[To do] Can you pull out each line of the data below that includes the word "todos"?

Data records
════

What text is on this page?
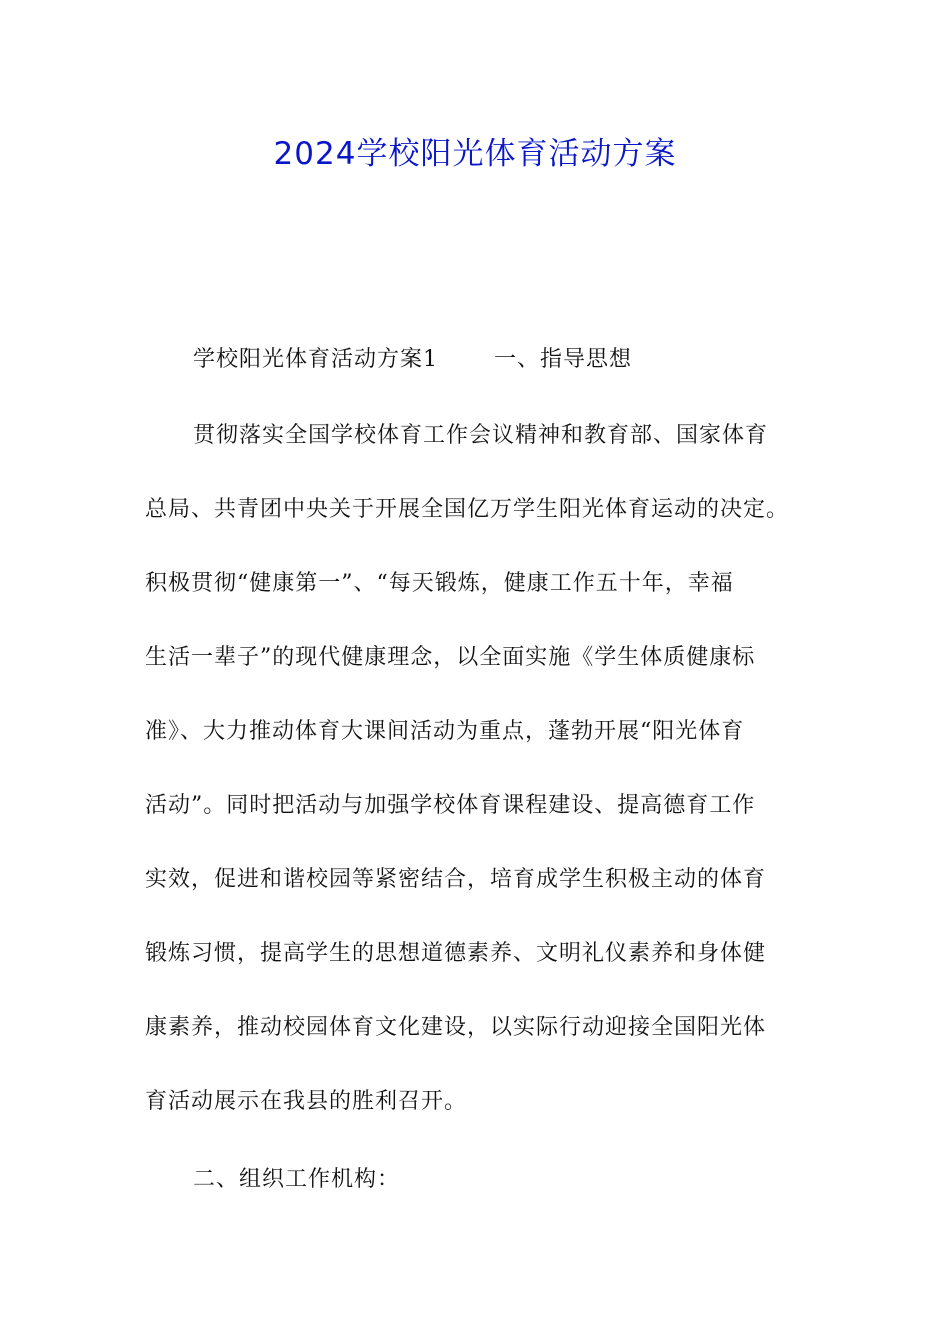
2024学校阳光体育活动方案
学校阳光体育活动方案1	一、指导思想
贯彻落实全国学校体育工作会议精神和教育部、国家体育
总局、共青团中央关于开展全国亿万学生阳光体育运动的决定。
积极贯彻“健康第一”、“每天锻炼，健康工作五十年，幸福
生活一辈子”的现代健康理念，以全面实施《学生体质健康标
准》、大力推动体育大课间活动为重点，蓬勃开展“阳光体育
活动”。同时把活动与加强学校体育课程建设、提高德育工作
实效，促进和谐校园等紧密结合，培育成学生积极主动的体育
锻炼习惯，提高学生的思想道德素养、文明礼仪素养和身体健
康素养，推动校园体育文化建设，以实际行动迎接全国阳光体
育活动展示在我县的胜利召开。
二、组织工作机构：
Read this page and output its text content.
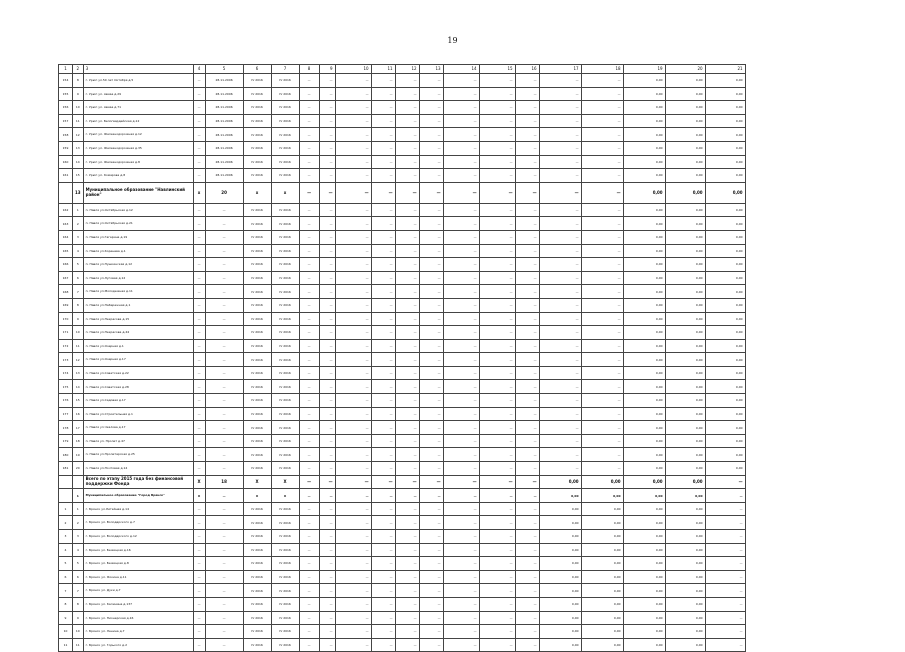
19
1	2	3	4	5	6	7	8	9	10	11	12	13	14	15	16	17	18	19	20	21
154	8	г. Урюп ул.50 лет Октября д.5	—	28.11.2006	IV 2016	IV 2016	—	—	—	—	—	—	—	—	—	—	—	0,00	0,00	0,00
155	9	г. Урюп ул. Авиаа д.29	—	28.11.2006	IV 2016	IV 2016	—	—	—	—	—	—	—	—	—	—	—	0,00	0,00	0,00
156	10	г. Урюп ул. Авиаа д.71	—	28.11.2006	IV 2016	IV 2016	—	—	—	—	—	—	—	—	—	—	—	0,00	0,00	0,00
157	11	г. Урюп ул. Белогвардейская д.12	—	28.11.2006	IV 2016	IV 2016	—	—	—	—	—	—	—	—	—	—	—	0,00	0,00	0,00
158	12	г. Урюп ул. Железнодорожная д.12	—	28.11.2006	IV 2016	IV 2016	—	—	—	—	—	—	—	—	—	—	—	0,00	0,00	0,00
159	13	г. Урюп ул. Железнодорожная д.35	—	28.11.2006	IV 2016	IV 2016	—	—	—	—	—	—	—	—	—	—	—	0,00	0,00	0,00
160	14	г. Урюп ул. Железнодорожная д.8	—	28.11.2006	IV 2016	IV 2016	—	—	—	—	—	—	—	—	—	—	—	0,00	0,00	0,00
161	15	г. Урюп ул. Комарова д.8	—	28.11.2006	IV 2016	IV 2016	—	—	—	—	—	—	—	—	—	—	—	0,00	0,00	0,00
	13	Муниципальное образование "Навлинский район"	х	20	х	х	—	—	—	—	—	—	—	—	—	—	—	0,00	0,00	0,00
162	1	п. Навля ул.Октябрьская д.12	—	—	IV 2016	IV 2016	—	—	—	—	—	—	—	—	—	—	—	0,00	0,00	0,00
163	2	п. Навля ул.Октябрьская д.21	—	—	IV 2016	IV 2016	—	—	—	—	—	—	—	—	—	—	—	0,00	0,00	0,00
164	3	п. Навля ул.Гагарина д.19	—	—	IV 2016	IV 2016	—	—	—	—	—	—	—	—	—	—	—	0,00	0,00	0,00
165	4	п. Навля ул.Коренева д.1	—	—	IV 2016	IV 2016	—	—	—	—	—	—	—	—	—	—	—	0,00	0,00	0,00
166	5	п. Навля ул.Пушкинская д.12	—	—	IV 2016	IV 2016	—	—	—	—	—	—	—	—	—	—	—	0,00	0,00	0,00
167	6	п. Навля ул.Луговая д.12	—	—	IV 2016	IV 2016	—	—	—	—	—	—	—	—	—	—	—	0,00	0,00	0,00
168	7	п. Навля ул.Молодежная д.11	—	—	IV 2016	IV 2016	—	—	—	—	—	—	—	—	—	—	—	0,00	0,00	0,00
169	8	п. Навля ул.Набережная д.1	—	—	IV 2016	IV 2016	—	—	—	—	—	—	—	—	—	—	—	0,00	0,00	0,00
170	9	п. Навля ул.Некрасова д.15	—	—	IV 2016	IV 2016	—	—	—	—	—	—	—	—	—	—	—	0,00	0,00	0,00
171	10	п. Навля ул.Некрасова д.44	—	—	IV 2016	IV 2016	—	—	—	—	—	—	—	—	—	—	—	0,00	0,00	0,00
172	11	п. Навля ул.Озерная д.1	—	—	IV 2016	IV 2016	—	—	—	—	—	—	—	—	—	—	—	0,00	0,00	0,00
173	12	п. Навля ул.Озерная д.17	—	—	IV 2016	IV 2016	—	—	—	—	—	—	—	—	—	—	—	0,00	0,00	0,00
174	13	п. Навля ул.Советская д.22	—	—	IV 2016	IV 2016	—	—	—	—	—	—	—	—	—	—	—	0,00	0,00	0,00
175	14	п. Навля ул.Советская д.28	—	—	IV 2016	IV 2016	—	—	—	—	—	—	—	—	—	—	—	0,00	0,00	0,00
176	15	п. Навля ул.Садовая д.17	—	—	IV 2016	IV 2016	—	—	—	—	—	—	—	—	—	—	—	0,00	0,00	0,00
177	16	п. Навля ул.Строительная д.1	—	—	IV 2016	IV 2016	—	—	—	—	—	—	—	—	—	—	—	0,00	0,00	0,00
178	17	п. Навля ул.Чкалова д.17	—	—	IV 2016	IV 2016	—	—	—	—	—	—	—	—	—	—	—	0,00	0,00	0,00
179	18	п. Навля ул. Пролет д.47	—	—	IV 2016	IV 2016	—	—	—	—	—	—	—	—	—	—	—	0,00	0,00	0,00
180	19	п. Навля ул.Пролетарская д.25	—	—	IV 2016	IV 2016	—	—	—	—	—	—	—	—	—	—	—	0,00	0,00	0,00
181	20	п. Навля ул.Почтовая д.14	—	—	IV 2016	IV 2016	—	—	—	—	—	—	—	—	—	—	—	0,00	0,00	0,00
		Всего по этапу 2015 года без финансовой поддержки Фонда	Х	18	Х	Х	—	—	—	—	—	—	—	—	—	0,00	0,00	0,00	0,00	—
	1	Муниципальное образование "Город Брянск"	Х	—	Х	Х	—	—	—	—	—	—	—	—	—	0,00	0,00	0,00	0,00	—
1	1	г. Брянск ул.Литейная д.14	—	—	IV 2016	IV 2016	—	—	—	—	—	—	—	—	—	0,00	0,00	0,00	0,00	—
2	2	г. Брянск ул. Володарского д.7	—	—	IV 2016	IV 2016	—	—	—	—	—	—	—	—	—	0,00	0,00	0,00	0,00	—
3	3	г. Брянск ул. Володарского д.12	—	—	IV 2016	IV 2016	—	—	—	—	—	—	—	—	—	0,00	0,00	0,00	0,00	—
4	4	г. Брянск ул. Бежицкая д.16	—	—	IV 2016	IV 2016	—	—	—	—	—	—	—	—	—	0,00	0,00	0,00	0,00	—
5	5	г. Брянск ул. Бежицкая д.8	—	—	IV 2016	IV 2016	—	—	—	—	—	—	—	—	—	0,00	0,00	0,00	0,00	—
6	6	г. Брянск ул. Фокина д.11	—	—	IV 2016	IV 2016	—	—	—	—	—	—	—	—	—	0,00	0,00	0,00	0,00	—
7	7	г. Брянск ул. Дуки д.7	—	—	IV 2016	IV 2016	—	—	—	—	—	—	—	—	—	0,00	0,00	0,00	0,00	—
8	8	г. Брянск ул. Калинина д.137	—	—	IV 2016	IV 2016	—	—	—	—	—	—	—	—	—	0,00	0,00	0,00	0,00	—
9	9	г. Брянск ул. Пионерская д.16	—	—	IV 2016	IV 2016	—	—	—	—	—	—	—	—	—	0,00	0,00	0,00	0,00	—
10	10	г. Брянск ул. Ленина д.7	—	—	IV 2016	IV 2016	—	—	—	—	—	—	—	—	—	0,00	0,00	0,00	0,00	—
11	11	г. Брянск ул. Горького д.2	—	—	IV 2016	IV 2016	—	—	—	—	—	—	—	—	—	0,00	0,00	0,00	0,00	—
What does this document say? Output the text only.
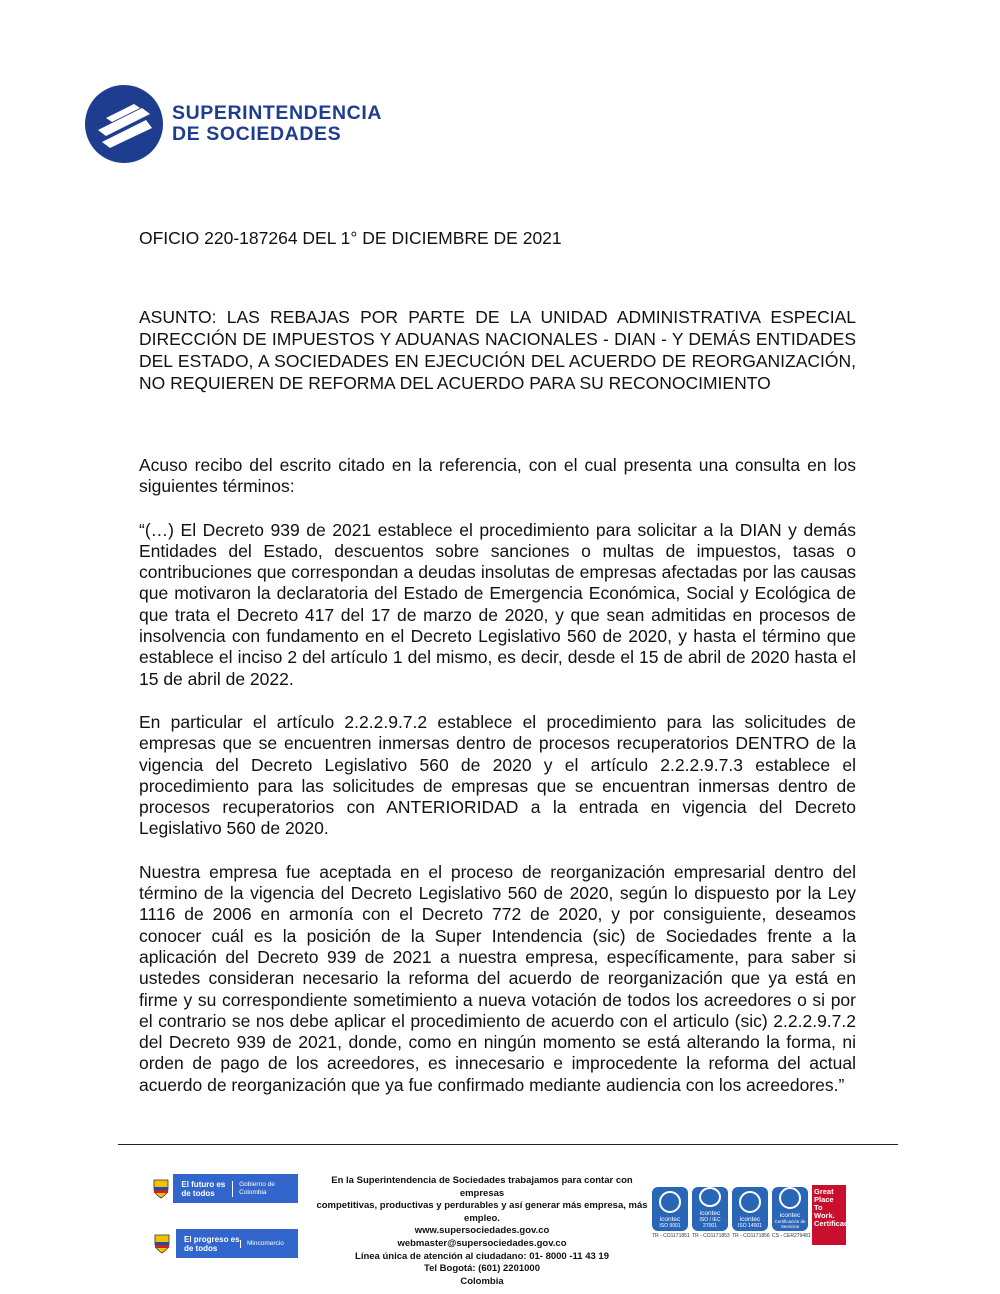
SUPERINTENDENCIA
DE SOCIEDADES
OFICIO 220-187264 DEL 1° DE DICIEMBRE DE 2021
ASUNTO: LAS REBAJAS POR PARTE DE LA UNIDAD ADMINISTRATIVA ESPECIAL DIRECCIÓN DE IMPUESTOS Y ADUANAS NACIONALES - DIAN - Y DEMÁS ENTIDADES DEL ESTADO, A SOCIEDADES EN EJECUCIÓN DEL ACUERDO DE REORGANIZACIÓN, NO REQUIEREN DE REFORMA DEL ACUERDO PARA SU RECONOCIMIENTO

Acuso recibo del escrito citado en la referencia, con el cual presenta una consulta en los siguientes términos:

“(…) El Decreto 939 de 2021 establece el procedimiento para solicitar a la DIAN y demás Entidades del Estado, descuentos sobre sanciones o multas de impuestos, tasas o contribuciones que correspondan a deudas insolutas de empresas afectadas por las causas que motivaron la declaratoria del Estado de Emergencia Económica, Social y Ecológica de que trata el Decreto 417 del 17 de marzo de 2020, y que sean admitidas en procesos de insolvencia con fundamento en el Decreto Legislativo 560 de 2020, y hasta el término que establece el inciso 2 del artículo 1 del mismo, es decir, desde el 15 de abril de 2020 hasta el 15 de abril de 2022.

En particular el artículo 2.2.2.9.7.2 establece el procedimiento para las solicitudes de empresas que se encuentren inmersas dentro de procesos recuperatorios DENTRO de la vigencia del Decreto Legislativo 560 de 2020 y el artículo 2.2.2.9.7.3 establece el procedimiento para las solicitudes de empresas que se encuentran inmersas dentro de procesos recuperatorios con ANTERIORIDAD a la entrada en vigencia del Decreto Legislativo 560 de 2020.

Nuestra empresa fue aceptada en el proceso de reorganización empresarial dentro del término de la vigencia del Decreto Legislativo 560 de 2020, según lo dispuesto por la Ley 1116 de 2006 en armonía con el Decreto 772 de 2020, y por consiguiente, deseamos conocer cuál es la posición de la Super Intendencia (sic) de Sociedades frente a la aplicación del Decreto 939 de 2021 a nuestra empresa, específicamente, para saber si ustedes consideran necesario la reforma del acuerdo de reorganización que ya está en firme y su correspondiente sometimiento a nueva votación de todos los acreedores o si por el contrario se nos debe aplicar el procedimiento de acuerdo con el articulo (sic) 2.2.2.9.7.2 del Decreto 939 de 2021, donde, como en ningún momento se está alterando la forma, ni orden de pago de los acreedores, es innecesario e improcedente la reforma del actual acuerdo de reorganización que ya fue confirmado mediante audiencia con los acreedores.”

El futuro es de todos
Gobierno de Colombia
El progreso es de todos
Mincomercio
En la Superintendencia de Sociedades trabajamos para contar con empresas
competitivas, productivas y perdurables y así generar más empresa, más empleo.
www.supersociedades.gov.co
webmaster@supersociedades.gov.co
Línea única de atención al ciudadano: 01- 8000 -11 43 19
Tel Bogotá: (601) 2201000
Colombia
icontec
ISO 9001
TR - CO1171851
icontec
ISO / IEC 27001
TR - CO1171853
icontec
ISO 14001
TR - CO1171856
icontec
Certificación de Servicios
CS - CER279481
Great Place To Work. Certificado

════

[Final answer]
Nuestra empresa fue aceptada en el proceso de reorganización empresarial dentro del término de la vigencia del Decreto Legislativo 560 de 2020, según lo dispuesto por la Ley 1116 de 2006 en armonía con el Decreto 772 de 2020, y por consiguiente, deseamos conocer cuál es la posición de la Super Intendencia (sic) de Sociedades frente a la aplicación del Decreto 939 de 2021 a nuestra empresa, específicamente, para saber si ustedes consideran necesario la reforma del acuerdo de reorganización que ya está en firme y su correspondiente sometimiento a nueva votación de todos los acreedores o si por el contrario se nos debe aplicar el procedimiento de acuerdo con el articulo (sic) 2.2.2.9.7.2 del Decreto 939 de 2021, donde, como en ningún momento se está alterando la forma, ni orden de pago de los acreedores, es innecesario e improcedente la reforma del actual acuerdo de reorganización que ya fue confirmado mediante audiencia con los acreedores.”
El futuro es de todos
El progreso es de todos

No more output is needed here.